== Dataset extract ==

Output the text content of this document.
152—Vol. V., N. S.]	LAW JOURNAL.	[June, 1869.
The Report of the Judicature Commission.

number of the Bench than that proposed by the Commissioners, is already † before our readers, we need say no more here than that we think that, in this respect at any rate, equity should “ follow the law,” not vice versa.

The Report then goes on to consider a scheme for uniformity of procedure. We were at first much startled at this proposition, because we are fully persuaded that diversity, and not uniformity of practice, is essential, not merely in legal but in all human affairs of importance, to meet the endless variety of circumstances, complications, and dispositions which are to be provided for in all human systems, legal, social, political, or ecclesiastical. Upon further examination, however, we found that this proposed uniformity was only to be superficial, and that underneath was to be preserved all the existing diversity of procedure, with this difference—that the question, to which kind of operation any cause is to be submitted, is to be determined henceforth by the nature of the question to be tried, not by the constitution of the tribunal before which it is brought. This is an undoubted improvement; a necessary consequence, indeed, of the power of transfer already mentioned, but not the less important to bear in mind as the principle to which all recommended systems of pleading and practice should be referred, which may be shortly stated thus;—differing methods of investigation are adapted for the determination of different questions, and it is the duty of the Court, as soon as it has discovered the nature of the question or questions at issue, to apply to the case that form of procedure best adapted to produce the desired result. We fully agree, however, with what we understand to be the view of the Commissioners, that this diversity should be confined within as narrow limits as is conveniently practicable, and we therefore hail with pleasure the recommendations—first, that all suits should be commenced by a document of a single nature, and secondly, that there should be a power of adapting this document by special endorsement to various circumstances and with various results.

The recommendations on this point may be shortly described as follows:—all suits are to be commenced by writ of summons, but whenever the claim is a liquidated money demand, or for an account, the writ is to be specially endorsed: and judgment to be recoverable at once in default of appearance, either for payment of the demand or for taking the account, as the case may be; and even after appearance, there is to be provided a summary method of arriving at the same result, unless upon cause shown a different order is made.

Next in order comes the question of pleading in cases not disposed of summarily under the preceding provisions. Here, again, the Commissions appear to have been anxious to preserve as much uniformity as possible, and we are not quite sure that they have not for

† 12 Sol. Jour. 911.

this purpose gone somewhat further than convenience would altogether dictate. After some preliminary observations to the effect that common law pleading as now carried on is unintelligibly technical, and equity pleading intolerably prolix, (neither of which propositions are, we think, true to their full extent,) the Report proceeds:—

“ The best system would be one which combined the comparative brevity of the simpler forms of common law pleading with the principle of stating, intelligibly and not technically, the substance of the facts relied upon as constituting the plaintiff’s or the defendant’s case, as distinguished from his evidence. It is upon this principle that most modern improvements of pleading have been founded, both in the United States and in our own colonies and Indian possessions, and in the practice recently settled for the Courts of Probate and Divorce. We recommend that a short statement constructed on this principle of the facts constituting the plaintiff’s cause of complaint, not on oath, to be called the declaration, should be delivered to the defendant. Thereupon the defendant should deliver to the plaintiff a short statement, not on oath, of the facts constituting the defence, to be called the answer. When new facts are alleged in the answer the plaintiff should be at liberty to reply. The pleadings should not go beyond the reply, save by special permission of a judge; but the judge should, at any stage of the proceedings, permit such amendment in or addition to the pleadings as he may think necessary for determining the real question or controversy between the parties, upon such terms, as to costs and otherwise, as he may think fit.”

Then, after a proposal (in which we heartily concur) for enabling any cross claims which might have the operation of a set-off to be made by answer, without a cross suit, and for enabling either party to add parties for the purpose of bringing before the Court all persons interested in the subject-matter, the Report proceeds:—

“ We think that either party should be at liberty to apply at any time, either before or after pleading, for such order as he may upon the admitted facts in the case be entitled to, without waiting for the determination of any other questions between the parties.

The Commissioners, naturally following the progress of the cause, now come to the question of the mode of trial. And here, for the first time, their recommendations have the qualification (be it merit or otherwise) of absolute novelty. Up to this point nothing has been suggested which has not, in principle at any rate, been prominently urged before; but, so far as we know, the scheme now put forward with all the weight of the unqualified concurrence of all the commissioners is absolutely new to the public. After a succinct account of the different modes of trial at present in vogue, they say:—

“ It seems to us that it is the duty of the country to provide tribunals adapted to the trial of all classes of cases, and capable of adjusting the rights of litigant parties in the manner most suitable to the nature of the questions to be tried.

===
== Dataset extract ==

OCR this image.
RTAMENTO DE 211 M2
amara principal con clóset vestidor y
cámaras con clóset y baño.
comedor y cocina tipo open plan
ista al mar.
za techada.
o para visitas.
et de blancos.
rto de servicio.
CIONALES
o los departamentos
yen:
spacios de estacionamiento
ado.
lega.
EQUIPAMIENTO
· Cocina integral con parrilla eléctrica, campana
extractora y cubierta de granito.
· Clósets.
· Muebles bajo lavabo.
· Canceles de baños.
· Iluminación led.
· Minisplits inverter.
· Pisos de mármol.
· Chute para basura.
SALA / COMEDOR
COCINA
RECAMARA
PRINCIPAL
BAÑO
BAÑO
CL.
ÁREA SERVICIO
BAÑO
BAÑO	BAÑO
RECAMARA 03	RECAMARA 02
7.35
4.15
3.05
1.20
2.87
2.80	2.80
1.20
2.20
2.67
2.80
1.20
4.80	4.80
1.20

===

▶ [What is expected]:
Isolate each line of the listing above that includes "without". Copy it.

▶ [Finished answer]:
Then, after a proposal (in which we heartily concur) for enabling any cross claims which might have the operation of a set-off to be made by answer, without a cross suit, and for enabling either party to add parties for the purpose of bringing before the Court all persons interested in the subject-matter, the Report proceeds:—
“ We think that either party should be at liberty to apply at any time, either before or after pleading, for such order as he may upon the admitted facts in the case be entitled to, without waiting for the determination of any other questions between the parties.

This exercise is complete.